TASK STATEMENT: Copy out the records precisely, omitting pictures.

Data records:
+-------+
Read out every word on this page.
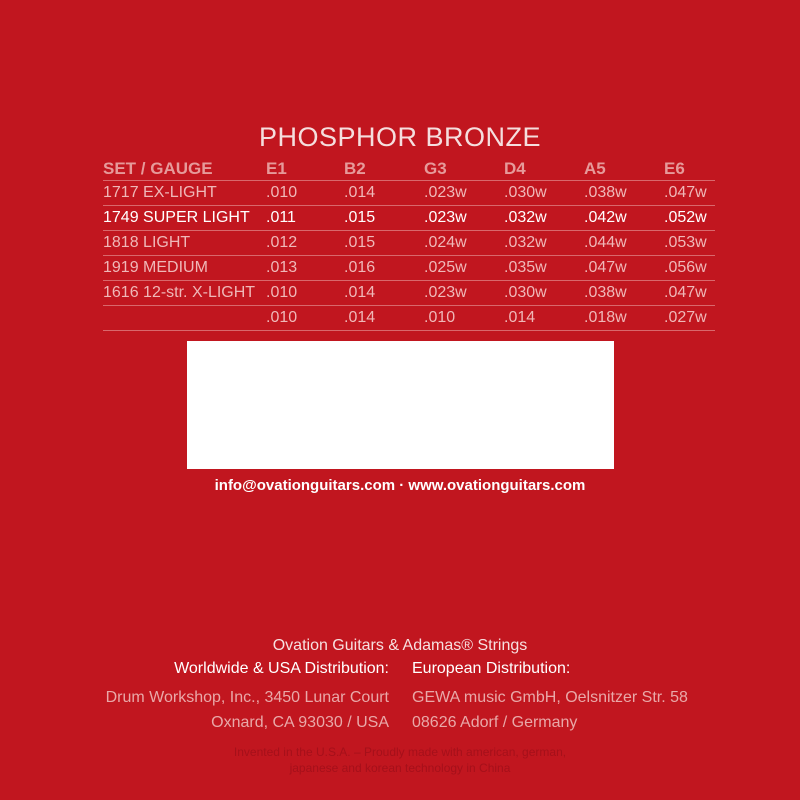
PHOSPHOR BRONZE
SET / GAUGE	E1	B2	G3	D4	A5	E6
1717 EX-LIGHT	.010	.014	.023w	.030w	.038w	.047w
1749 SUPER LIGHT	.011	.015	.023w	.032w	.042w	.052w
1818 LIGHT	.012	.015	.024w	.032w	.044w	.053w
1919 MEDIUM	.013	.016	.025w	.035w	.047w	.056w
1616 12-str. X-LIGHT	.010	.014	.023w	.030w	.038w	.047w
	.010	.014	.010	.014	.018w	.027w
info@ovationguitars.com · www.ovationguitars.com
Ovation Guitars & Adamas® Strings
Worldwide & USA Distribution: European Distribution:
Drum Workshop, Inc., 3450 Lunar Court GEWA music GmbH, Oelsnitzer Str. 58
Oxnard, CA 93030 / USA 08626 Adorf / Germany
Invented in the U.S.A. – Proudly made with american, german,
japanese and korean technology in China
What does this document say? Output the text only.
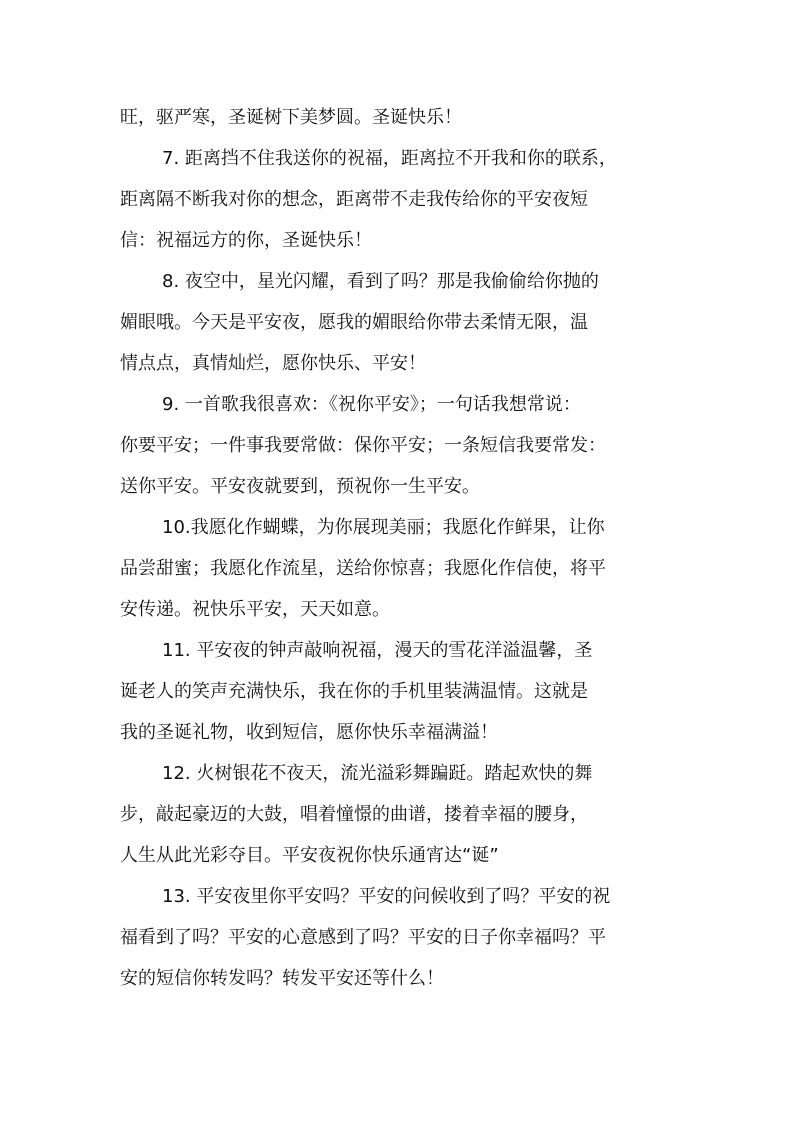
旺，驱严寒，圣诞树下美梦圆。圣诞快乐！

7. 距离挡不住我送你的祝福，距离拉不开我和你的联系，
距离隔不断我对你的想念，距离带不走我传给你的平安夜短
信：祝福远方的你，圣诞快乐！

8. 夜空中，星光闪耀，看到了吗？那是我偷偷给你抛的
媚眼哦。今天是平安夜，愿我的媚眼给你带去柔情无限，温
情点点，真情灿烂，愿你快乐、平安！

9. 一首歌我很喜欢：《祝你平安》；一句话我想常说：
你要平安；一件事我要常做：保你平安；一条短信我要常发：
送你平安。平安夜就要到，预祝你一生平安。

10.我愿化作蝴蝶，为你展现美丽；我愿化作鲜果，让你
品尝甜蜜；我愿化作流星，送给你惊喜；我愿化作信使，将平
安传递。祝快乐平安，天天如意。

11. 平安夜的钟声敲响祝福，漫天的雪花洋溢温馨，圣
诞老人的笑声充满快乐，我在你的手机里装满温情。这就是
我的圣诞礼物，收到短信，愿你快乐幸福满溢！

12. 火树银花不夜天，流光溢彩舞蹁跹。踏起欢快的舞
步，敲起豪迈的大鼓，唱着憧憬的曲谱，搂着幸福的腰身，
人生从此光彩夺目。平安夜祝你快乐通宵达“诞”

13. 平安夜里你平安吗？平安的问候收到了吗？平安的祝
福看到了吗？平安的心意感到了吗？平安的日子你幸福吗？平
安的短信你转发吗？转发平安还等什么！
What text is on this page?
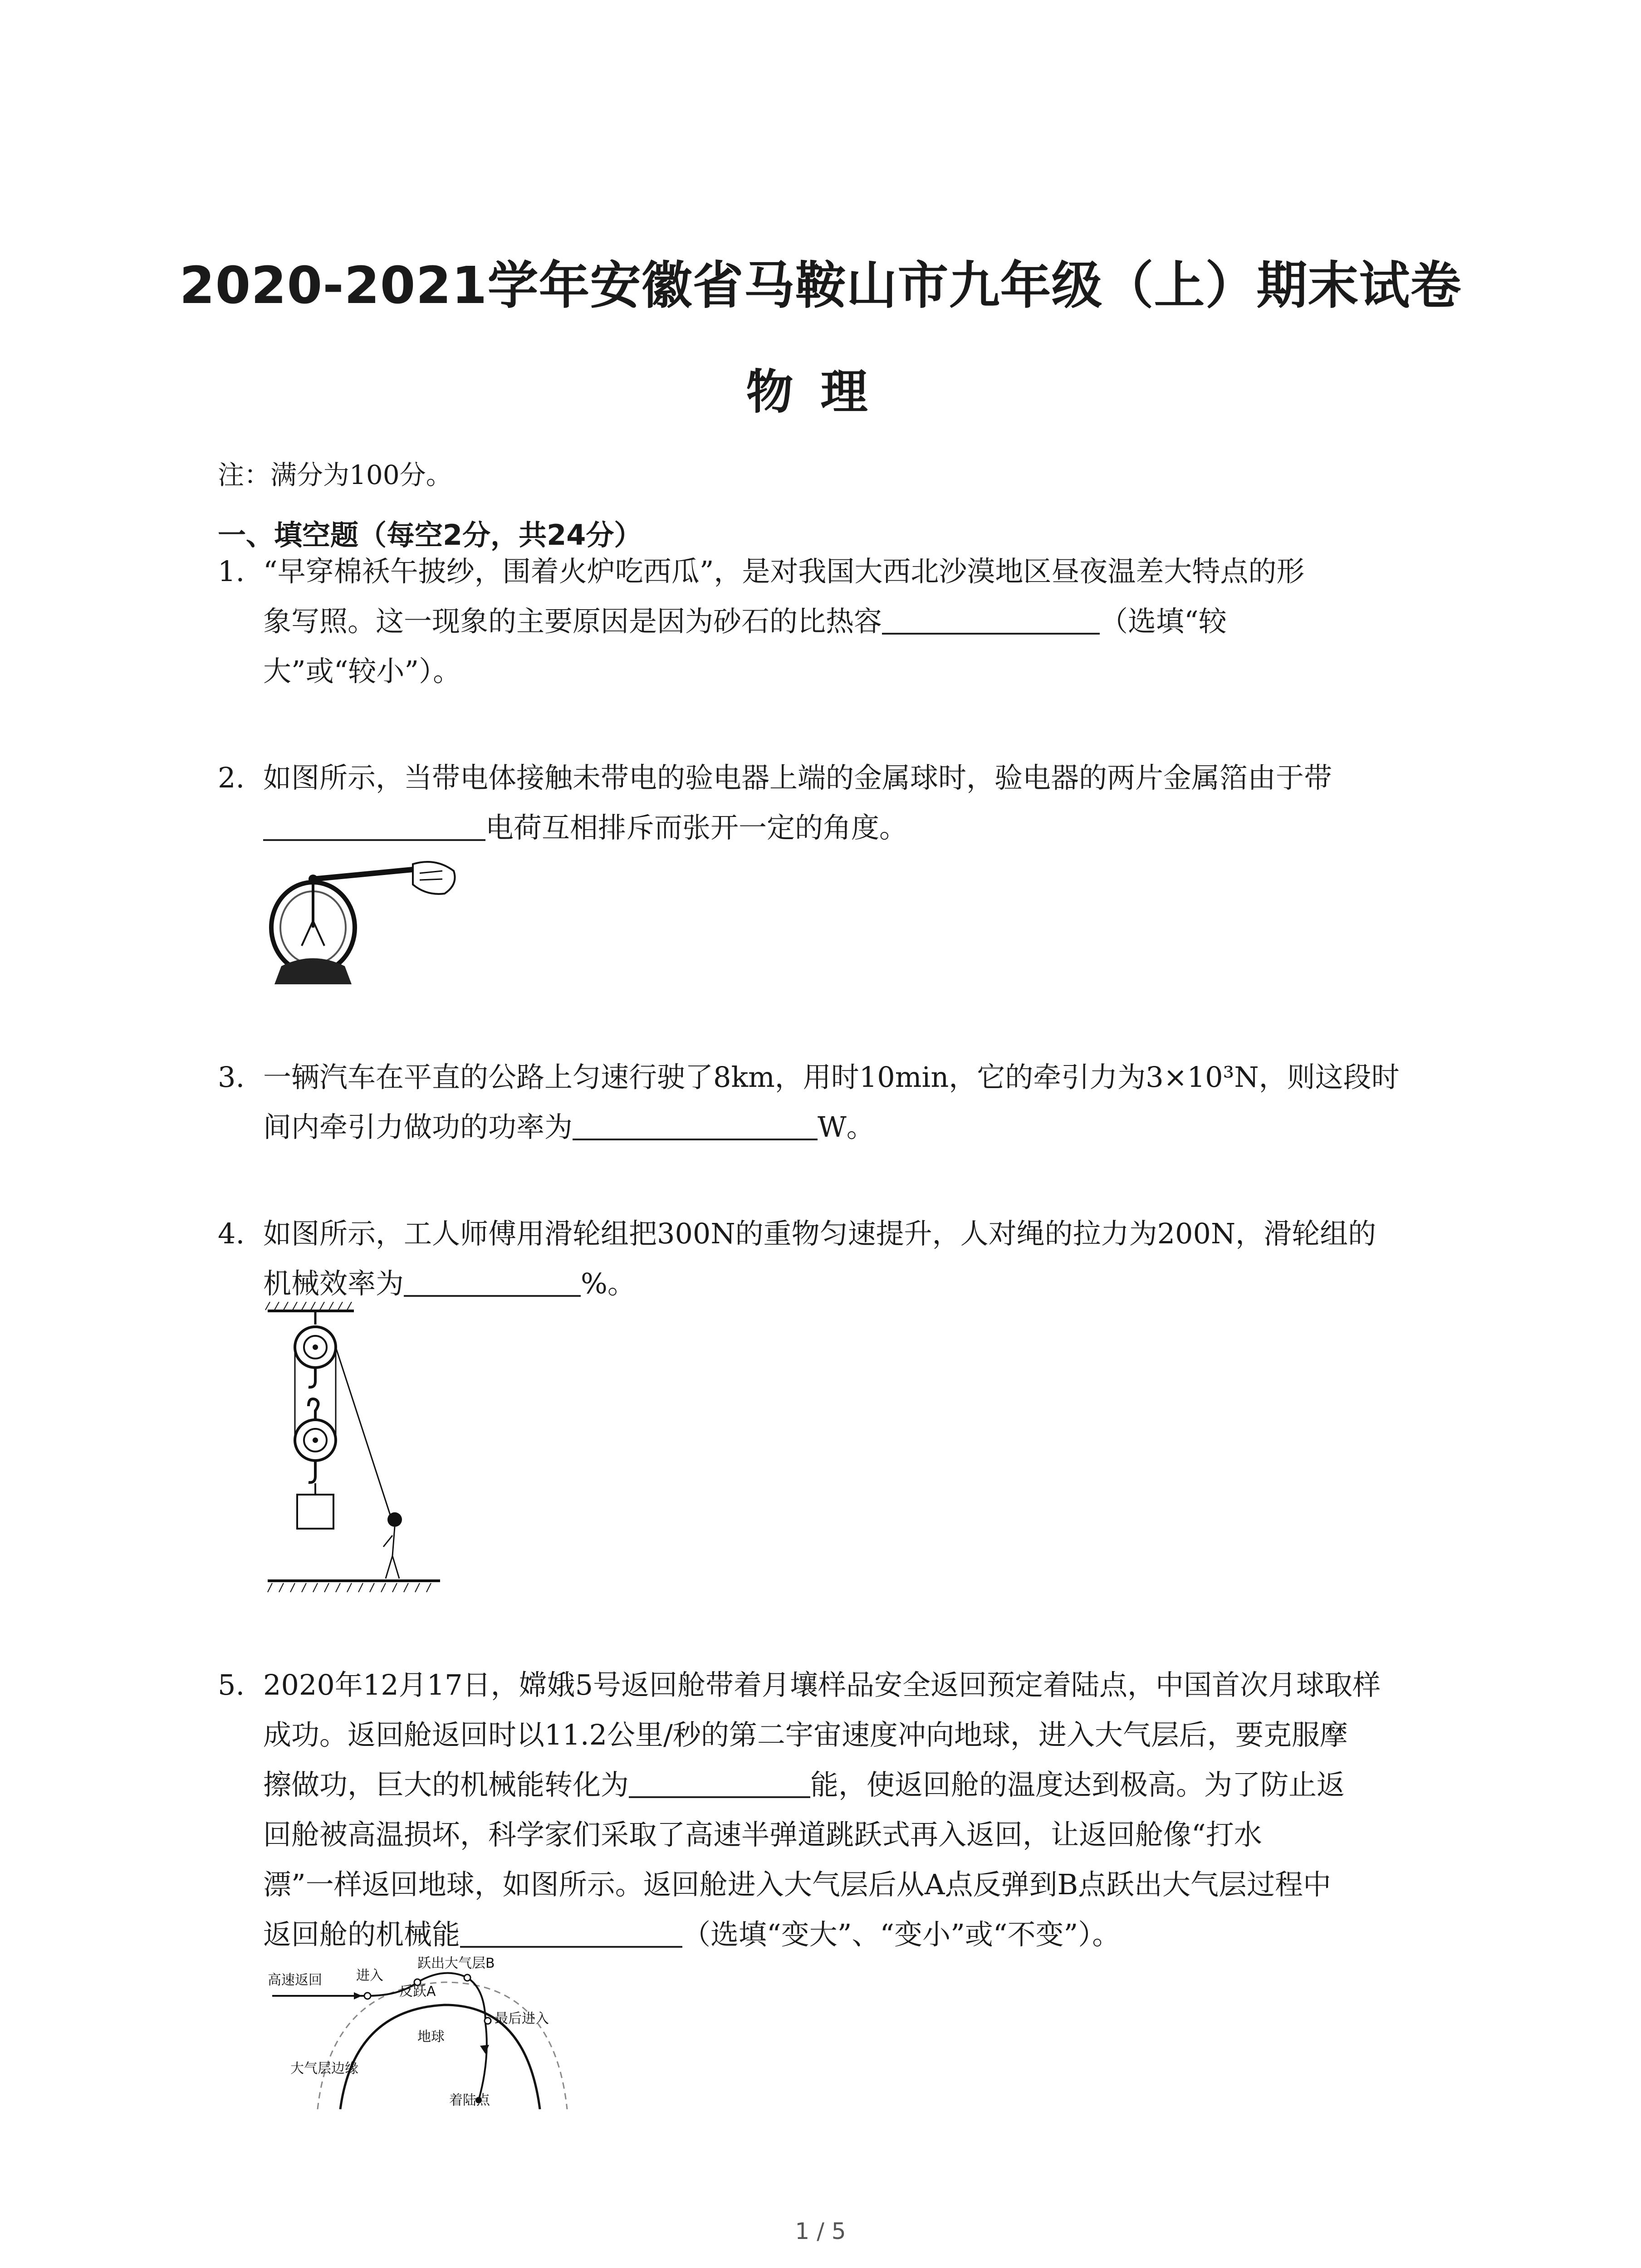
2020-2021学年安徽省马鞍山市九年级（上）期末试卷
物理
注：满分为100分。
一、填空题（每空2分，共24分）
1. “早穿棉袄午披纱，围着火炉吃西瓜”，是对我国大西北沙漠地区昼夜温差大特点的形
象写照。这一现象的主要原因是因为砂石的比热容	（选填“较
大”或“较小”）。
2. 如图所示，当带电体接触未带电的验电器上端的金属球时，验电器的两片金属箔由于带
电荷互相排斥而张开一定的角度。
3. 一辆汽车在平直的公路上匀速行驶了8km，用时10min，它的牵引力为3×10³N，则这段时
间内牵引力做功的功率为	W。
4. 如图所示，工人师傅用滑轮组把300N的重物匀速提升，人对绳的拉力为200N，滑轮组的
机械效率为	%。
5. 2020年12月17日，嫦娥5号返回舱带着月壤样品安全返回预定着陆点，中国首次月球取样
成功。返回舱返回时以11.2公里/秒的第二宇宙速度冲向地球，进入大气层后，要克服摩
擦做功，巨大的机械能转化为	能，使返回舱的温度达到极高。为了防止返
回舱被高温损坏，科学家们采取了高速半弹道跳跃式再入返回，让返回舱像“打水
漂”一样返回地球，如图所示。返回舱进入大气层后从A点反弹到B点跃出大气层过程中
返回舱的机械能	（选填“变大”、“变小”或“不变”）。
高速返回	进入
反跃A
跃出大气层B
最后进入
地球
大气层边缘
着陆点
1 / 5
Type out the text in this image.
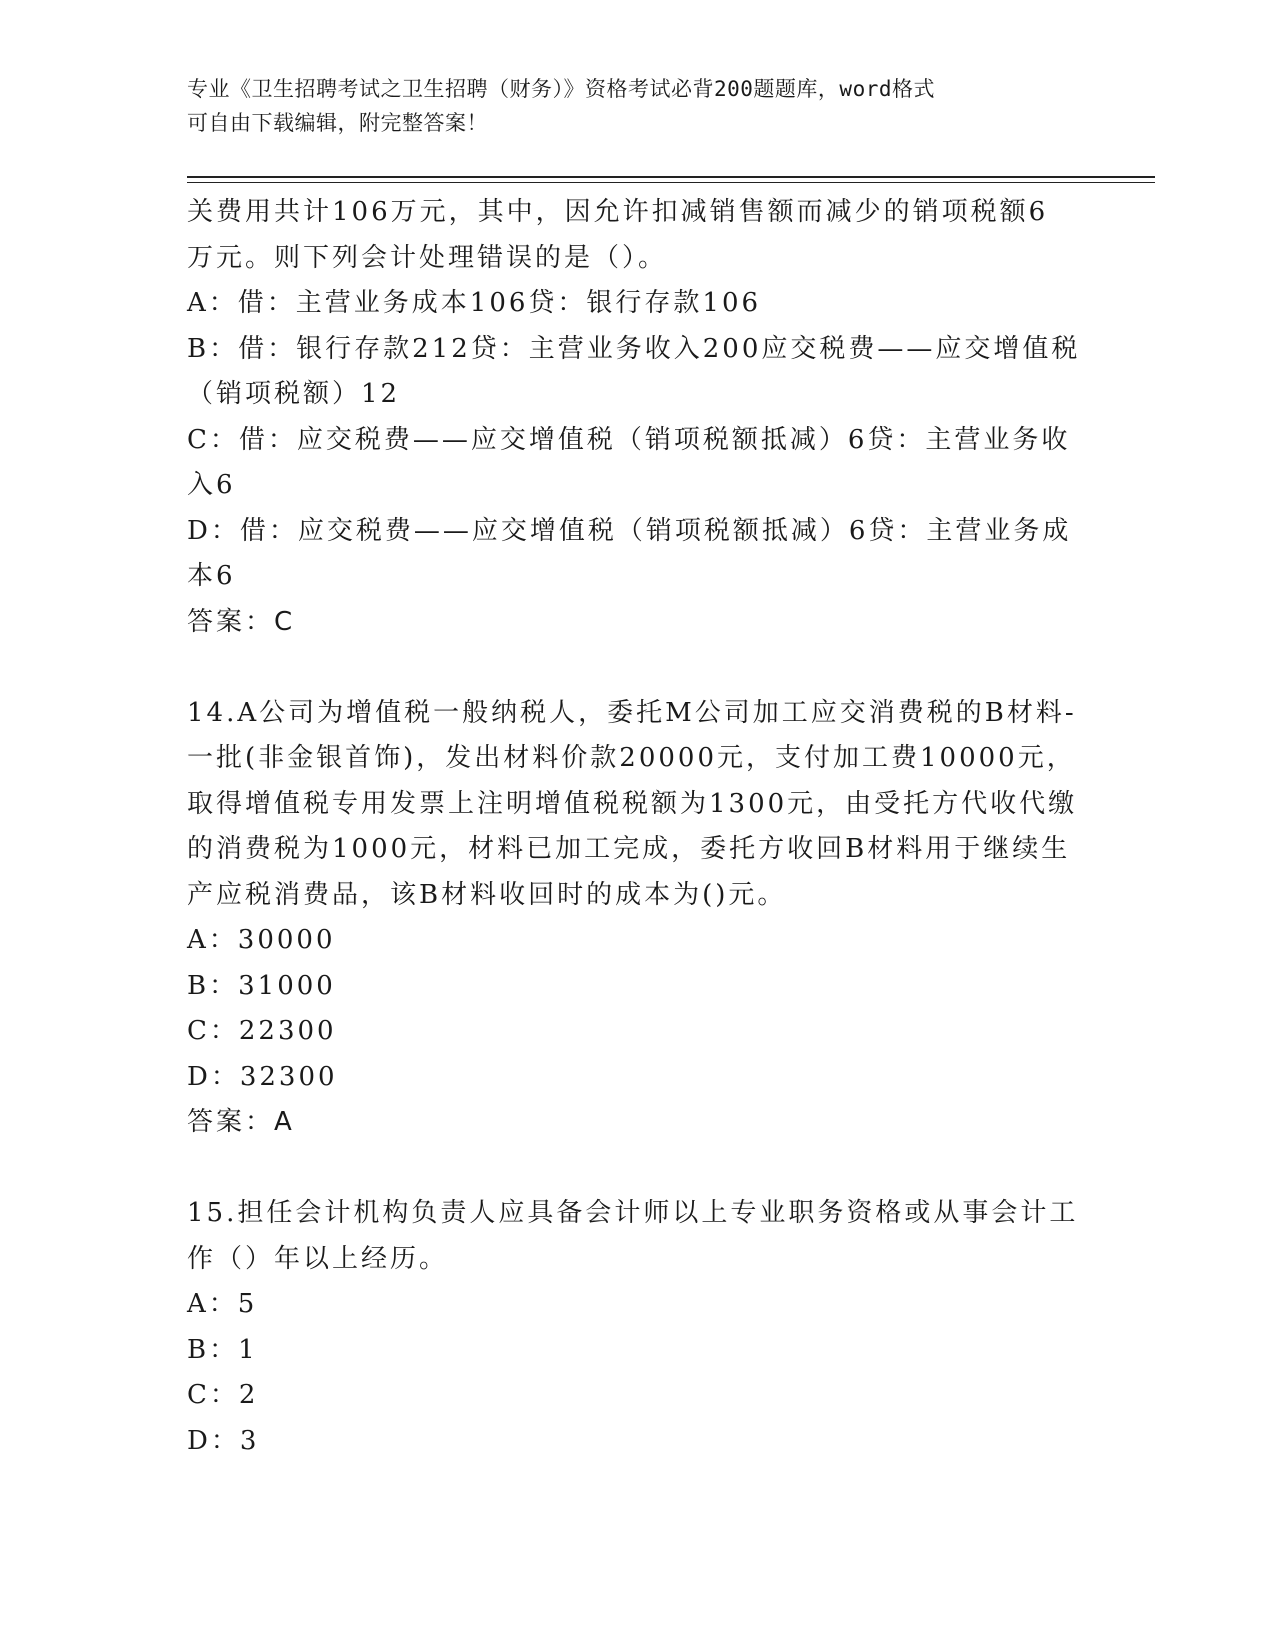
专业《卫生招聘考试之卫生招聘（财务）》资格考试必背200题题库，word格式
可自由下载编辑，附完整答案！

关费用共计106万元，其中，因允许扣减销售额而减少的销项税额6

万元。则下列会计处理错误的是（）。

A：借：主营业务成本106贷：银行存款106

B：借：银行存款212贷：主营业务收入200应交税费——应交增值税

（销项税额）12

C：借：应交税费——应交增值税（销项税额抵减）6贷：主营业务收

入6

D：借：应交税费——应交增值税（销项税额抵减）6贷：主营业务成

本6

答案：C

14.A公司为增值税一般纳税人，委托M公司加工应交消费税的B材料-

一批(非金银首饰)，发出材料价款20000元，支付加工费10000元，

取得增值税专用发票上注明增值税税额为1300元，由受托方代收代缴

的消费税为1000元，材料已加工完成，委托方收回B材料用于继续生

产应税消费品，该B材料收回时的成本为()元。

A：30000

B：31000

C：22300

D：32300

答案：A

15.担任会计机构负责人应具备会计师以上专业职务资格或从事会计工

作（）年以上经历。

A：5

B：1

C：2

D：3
+-------+
REPLY TO THE TASK:
Read out every word on this page.
PHOSPHOR BRONZE
SET / GAUGE	E1	B2	G3	D4	A5	E6
1717 EX-LIGHT	.010	.014	.023w	.030w	.038w	.047w
1749 SUPER LIGHT	.011	.015	.023w	.032w	.042w	.052w
1818 LIGHT	.012	.015	.024w	.032w	.044w	.053w
1919 MEDIUM	.013	.016	.025w	.035w	.047w	.056w
1616 12-str. X-LIGHT	.010	.014	.023w	.030w	.038w	.047w
	.010	.014	.010	.014	.018w	.027w
info@ovationguitars.com · www.ovationguitars.com
Ovation Guitars & Adamas® Strings
Worldwide & USA Distribution: European Distribution:
Drum Workshop, Inc., 3450 Lunar Court GEWA music GmbH, Oelsnitzer Str. 58
Oxnard, CA 93030 / USA 08626 Adorf / Germany
Invented in the U.S.A. – Proudly made with american, german,
japanese and korean technology in China
What does this document say? Output the text only.
旺，驱严寒，圣诞树下美梦圆。圣诞快乐！

7. 距离挡不住我送你的祝福，距离拉不开我和你的联系，
距离隔不断我对你的想念，距离带不走我传给你的平安夜短
信：祝福远方的你，圣诞快乐！

8. 夜空中，星光闪耀，看到了吗？那是我偷偷给你抛的
媚眼哦。今天是平安夜，愿我的媚眼给你带去柔情无限，温
情点点，真情灿烂，愿你快乐、平安！

9. 一首歌我很喜欢：《祝你平安》；一句话我想常说：
你要平安；一件事我要常做：保你平安；一条短信我要常发：
送你平安。平安夜就要到，预祝你一生平安。

10.我愿化作蝴蝶，为你展现美丽；我愿化作鲜果，让你
品尝甜蜜；我愿化作流星，送给你惊喜；我愿化作信使，将平
安传递。祝快乐平安，天天如意。

11. 平安夜的钟声敲响祝福，漫天的雪花洋溢温馨，圣
诞老人的笑声充满快乐，我在你的手机里装满温情。这就是
我的圣诞礼物，收到短信，愿你快乐幸福满溢！

12. 火树银花不夜天，流光溢彩舞蹁跹。踏起欢快的舞
步，敲起豪迈的大鼓，唱着憧憬的曲谱，搂着幸福的腰身，
人生从此光彩夺目。平安夜祝你快乐通宵达“诞”

13. 平安夜里你平安吗？平安的问候收到了吗？平安的祝
福看到了吗？平安的心意感到了吗？平安的日子你幸福吗？平
安的短信你转发吗？转发平安还等什么！
What text is on this page?
2020-2021学年安徽省马鞍山市九年级（上）期末试卷
物理
注：满分为100分。
一、填空题（每空2分，共24分）
1. “早穿棉袄午披纱，围着火炉吃西瓜”，是对我国大西北沙漠地区昼夜温差大特点的形
象写照。这一现象的主要原因是因为砂石的比热容	（选填“较
大”或“较小”）。
2. 如图所示，当带电体接触未带电的验电器上端的金属球时，验电器的两片金属箔由于带
电荷互相排斥而张开一定的角度。
3. 一辆汽车在平直的公路上匀速行驶了8km，用时10min，它的牵引力为3×10³N，则这段时
间内牵引力做功的功率为	W。
4. 如图所示，工人师傅用滑轮组把300N的重物匀速提升，人对绳的拉力为200N，滑轮组的
机械效率为	%。
5. 2020年12月17日，嫦娥5号返回舱带着月壤样品安全返回预定着陆点，中国首次月球取样
成功。返回舱返回时以11.2公里/秒的第二宇宙速度冲向地球，进入大气层后，要克服摩
擦做功，巨大的机械能转化为	能，使返回舱的温度达到极高。为了防止返
回舱被高温损坏，科学家们采取了高速半弹道跳跃式再入返回，让返回舱像“打水
漂”一样返回地球，如图所示。返回舱进入大气层后从A点反弹到B点跃出大气层过程中
返回舱的机械能	（选填“变大”、“变小”或“不变”）。
高速返回	进入
反跃A
跃出大气层B
最后进入
地球
大气层边缘
着陆点
1 / 5
Type out the text in this image.
专业《卫生招聘考试之卫生招聘（财务）》资格考试必背200题题库，word格式
可自由下载编辑，附完整答案！

关费用共计106万元，其中，因允许扣减销售额而减少的销项税额6

万元。则下列会计处理错误的是（）。

A：借：主营业务成本106贷：银行存款106

B：借：银行存款212贷：主营业务收入200应交税费——应交增值税

（销项税额）12

C：借：应交税费——应交增值税（销项税额抵减）6贷：主营业务收

入6

D：借：应交税费——应交增值税（销项税额抵减）6贷：主营业务成

本6

答案：C

14.A公司为增值税一般纳税人，委托M公司加工应交消费税的B材料-

一批(非金银首饰)，发出材料价款20000元，支付加工费10000元，

取得增值税专用发票上注明增值税税额为1300元，由受托方代收代缴

的消费税为1000元，材料已加工完成，委托方收回B材料用于继续生

产应税消费品，该B材料收回时的成本为()元。

A：30000

B：31000

C：22300

D：32300

答案：A

15.担任会计机构负责人应具备会计师以上专业职务资格或从事会计工

作（）年以上经历。

A：5

B：1

C：2

D：3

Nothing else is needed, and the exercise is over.